## DIRECTIONS
Give back every line exactly as it appears, pictures excluded.

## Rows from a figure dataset
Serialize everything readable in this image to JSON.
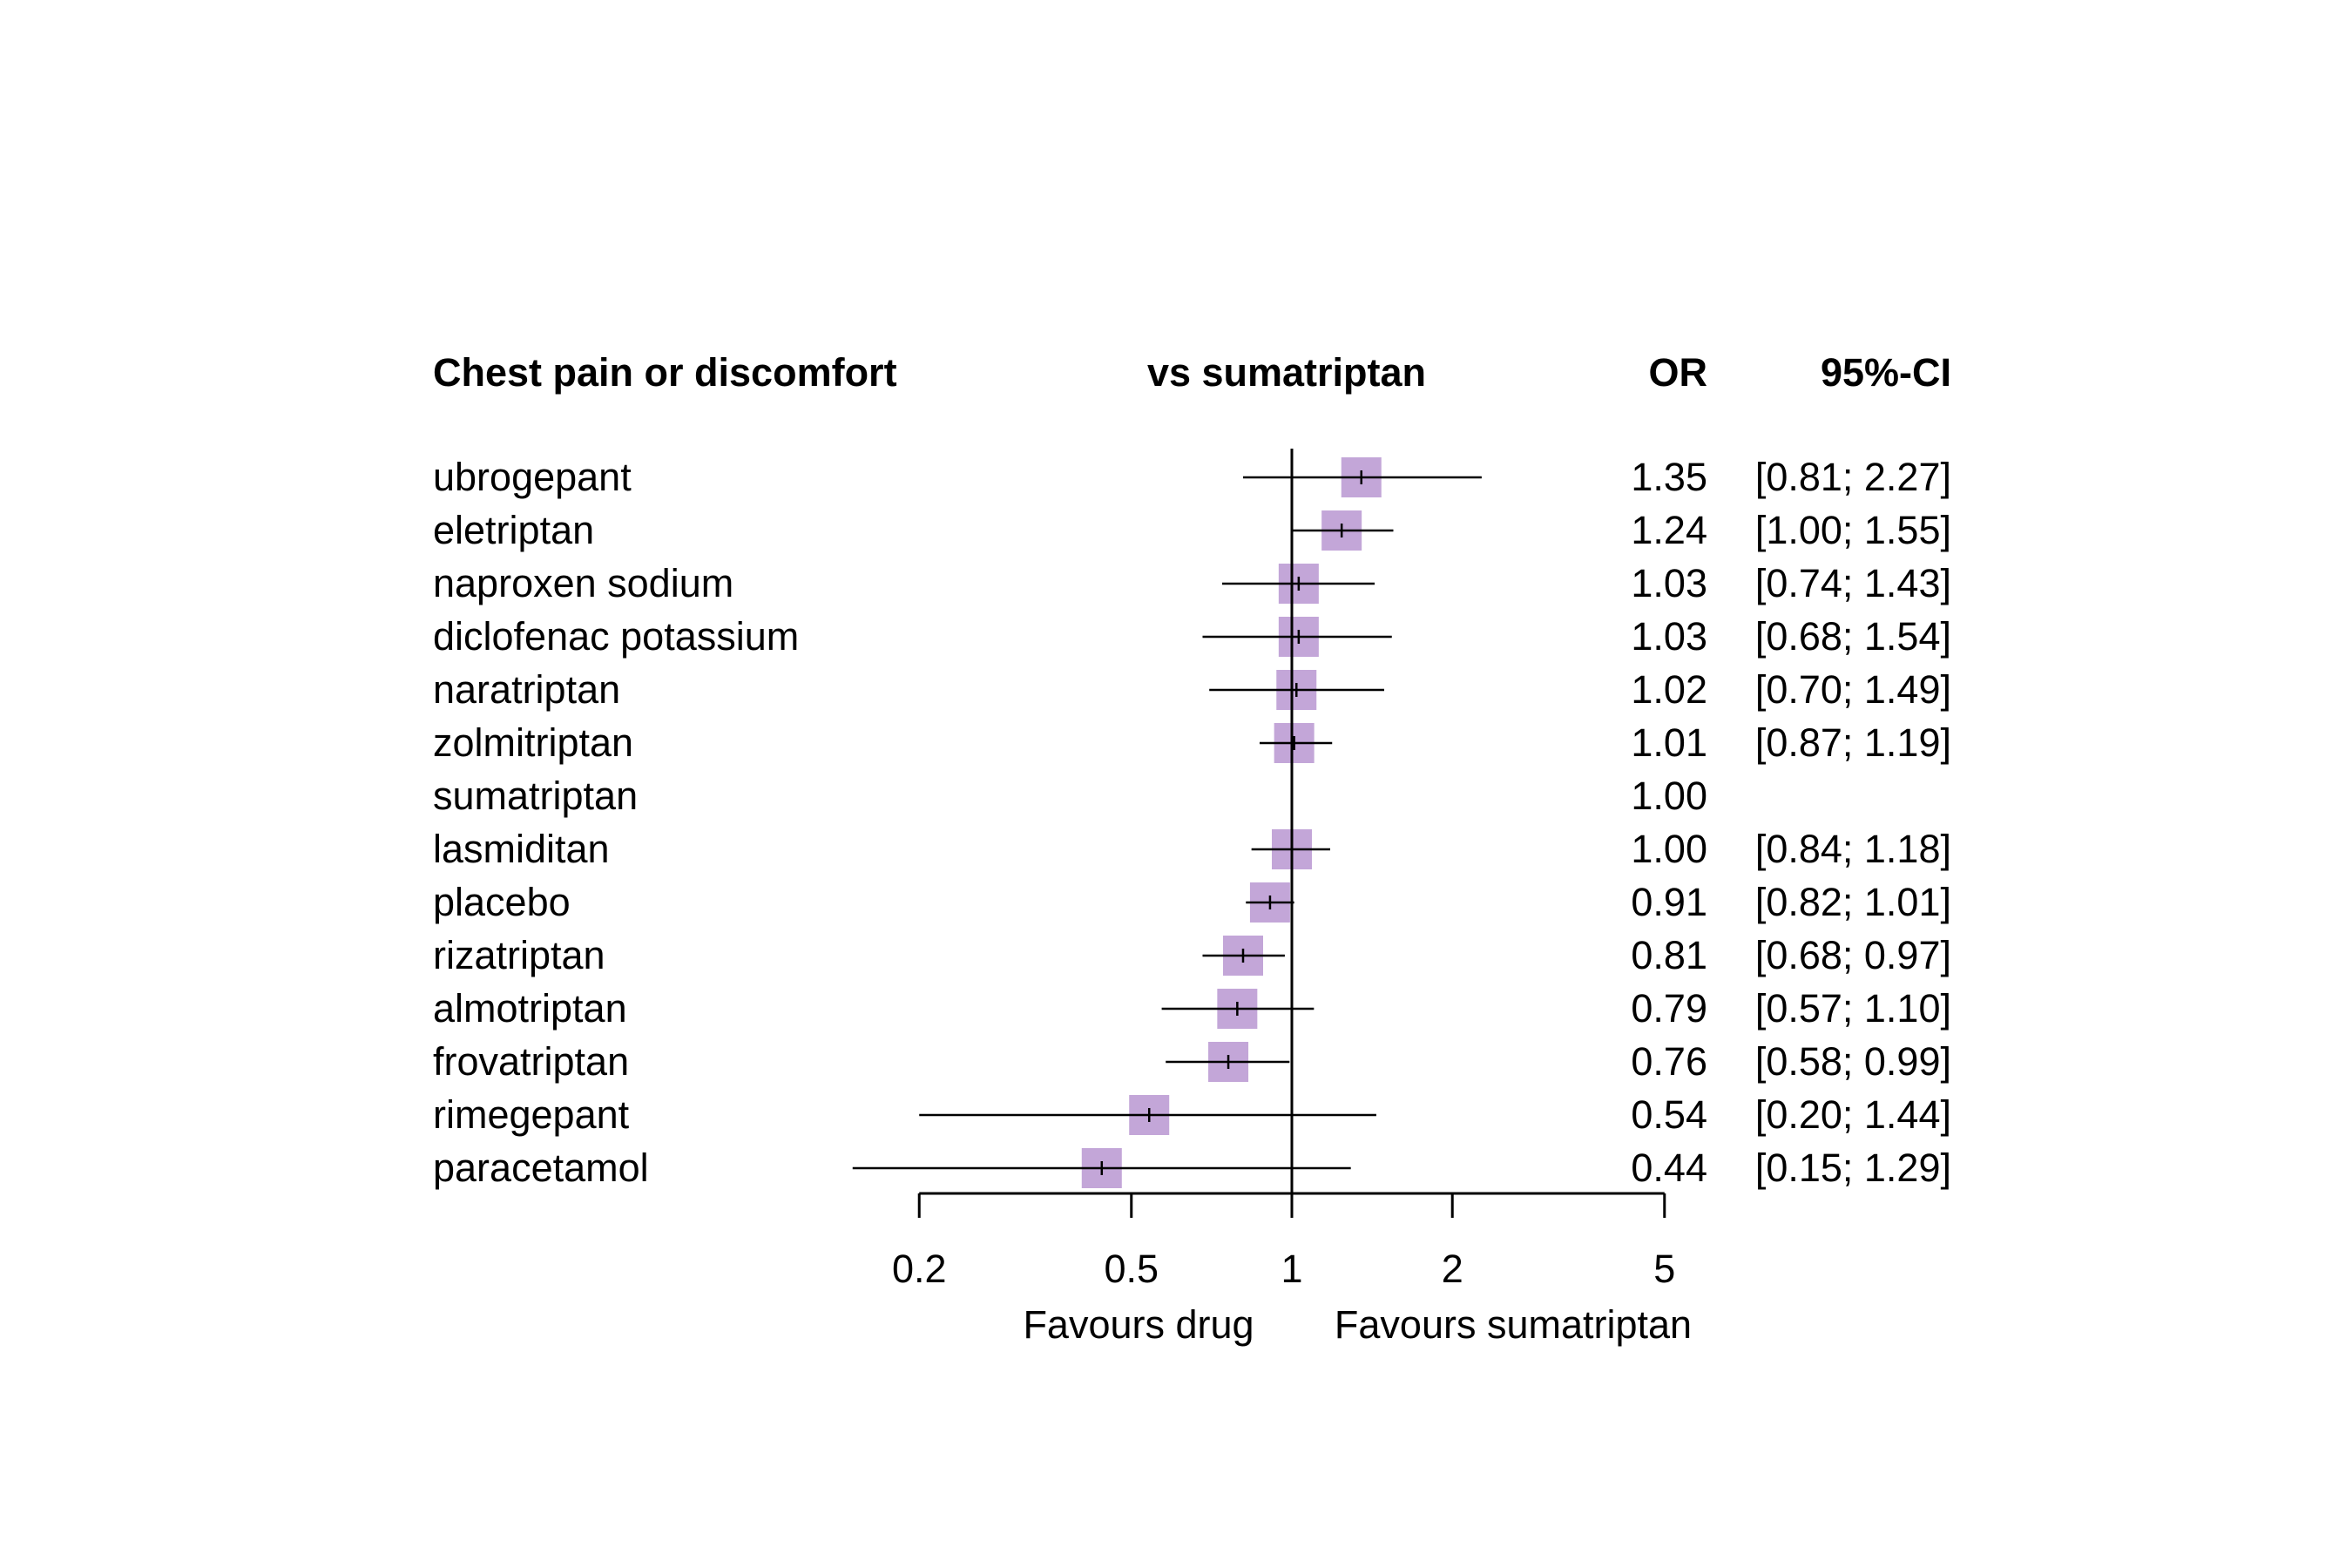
{
  "chart_data": {
    "type": "forest",
    "title": "Chest pain or discomfort",
    "comparison_label": "vs sumatriptan",
    "columns": {
      "estimate": "OR",
      "interval": "95%-CI"
    },
    "x_scale": "log",
    "reference_value": 1,
    "xlim": [
      0.2,
      5
    ],
    "x_ticks": [
      {
        "value": 0.2,
        "label": "0.2"
      },
      {
        "value": 0.5,
        "label": "0.5"
      },
      {
        "value": 1,
        "label": "1"
      },
      {
        "value": 2,
        "label": "2"
      },
      {
        "value": 5,
        "label": "5"
      }
    ],
    "direction_labels": {
      "left": "Favours drug",
      "right": "Favours sumatriptan"
    },
    "box_color": "#c3a6d8",
    "rows": [
      {
        "name": "ubrogepant",
        "or": 1.35,
        "lower": 0.81,
        "upper": 2.27,
        "or_text": "1.35",
        "ci_text": "[0.81; 2.27]"
      },
      {
        "name": "eletriptan",
        "or": 1.24,
        "lower": 1.0,
        "upper": 1.55,
        "or_text": "1.24",
        "ci_text": "[1.00; 1.55]"
      },
      {
        "name": "naproxen sodium",
        "or": 1.03,
        "lower": 0.74,
        "upper": 1.43,
        "or_text": "1.03",
        "ci_text": "[0.74; 1.43]"
      },
      {
        "name": "diclofenac potassium",
        "or": 1.03,
        "lower": 0.68,
        "upper": 1.54,
        "or_text": "1.03",
        "ci_text": "[0.68; 1.54]"
      },
      {
        "name": "naratriptan",
        "or": 1.02,
        "lower": 0.7,
        "upper": 1.49,
        "or_text": "1.02",
        "ci_text": "[0.70; 1.49]"
      },
      {
        "name": "zolmitriptan",
        "or": 1.01,
        "lower": 0.87,
        "upper": 1.19,
        "or_text": "1.01",
        "ci_text": "[0.87; 1.19]"
      },
      {
        "name": "sumatriptan",
        "or": 1.0,
        "lower": null,
        "upper": null,
        "or_text": "1.00",
        "ci_text": ""
      },
      {
        "name": "lasmiditan",
        "or": 1.0,
        "lower": 0.84,
        "upper": 1.18,
        "or_text": "1.00",
        "ci_text": "[0.84; 1.18]"
      },
      {
        "name": "placebo",
        "or": 0.91,
        "lower": 0.82,
        "upper": 1.01,
        "or_text": "0.91",
        "ci_text": "[0.82; 1.01]"
      },
      {
        "name": "rizatriptan",
        "or": 0.81,
        "lower": 0.68,
        "upper": 0.97,
        "or_text": "0.81",
        "ci_text": "[0.68; 0.97]"
      },
      {
        "name": "almotriptan",
        "or": 0.79,
        "lower": 0.57,
        "upper": 1.1,
        "or_text": "0.79",
        "ci_text": "[0.57; 1.10]"
      },
      {
        "name": "frovatriptan",
        "or": 0.76,
        "lower": 0.58,
        "upper": 0.99,
        "or_text": "0.76",
        "ci_text": "[0.58; 0.99]"
      },
      {
        "name": "rimegepant",
        "or": 0.54,
        "lower": 0.2,
        "upper": 1.44,
        "or_text": "0.54",
        "ci_text": "[0.20; 1.44]"
      },
      {
        "name": "paracetamol",
        "or": 0.44,
        "lower": 0.15,
        "upper": 1.29,
        "or_text": "0.44",
        "ci_text": "[0.15; 1.29]"
      }
    ]
  }
}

## EXPECTED ANSWER
Serialize everything readable in this image to JSON.
{
  "chart_data": {
    "type": "forest",
    "title": "Chest pain or discomfort",
    "comparison_label": "vs sumatriptan",
    "columns": {
      "estimate": "OR",
      "interval": "95%-CI"
    },
    "x_scale": "log",
    "reference_value": 1,
    "xlim": [
      0.2,
      5
    ],
    "x_ticks": [
      {
        "value": 0.2,
        "label": "0.2"
      },
      {
        "value": 0.5,
        "label": "0.5"
      },
      {
        "value": 1,
        "label": "1"
      },
      {
        "value": 2,
        "label": "2"
      },
      {
        "value": 5,
        "label": "5"
      }
    ],
    "direction_labels": {
      "left": "Favours drug",
      "right": "Favours sumatriptan"
    },
    "box_color": "#c3a6d8",
    "rows": [
      {
        "name": "ubrogepant",
        "or": 1.35,
        "lower": 0.81,
        "upper": 2.27,
        "or_text": "1.35",
        "ci_text": "[0.81; 2.27]"
      },
      {
        "name": "eletriptan",
        "or": 1.24,
        "lower": 1.0,
        "upper": 1.55,
        "or_text": "1.24",
        "ci_text": "[1.00; 1.55]"
      },
      {
        "name": "naproxen sodium",
        "or": 1.03,
        "lower": 0.74,
        "upper": 1.43,
        "or_text": "1.03",
        "ci_text": "[0.74; 1.43]"
      },
      {
        "name": "diclofenac potassium",
        "or": 1.03,
        "lower": 0.68,
        "upper": 1.54,
        "or_text": "1.03",
        "ci_text": "[0.68; 1.54]"
      },
      {
        "name": "naratriptan",
        "or": 1.02,
        "lower": 0.7,
        "upper": 1.49,
        "or_text": "1.02",
        "ci_text": "[0.70; 1.49]"
      },
      {
        "name": "zolmitriptan",
        "or": 1.01,
        "lower": 0.87,
        "upper": 1.19,
        "or_text": "1.01",
        "ci_text": "[0.87; 1.19]"
      },
      {
        "name": "sumatriptan",
        "or": 1.0,
        "lower": null,
        "upper": null,
        "or_text": "1.00",
        "ci_text": ""
      },
      {
        "name": "lasmiditan",
        "or": 1.0,
        "lower": 0.84,
        "upper": 1.18,
        "or_text": "1.00",
        "ci_text": "[0.84; 1.18]"
      },
      {
        "name": "placebo",
        "or": 0.91,
        "lower": 0.82,
        "upper": 1.01,
        "or_text": "0.91",
        "ci_text": "[0.82; 1.01]"
      },
      {
        "name": "rizatriptan",
        "or": 0.81,
        "lower": 0.68,
        "upper": 0.97,
        "or_text": "0.81",
        "ci_text": "[0.68; 0.97]"
      },
      {
        "name": "almotriptan",
        "or": 0.79,
        "lower": 0.57,
        "upper": 1.1,
        "or_text": "0.79",
        "ci_text": "[0.57; 1.10]"
      },
      {
        "name": "frovatriptan",
        "or": 0.76,
        "lower": 0.58,
        "upper": 0.99,
        "or_text": "0.76",
        "ci_text": "[0.58; 0.99]"
      },
      {
        "name": "rimegepant",
        "or": 0.54,
        "lower": 0.2,
        "upper": 1.44,
        "or_text": "0.54",
        "ci_text": "[0.20; 1.44]"
      },
      {
        "name": "paracetamol",
        "or": 0.44,
        "lower": 0.15,
        "upper": 1.29,
        "or_text": "0.44",
        "ci_text": "[0.15; 1.29]"
      }
    ]
  }
}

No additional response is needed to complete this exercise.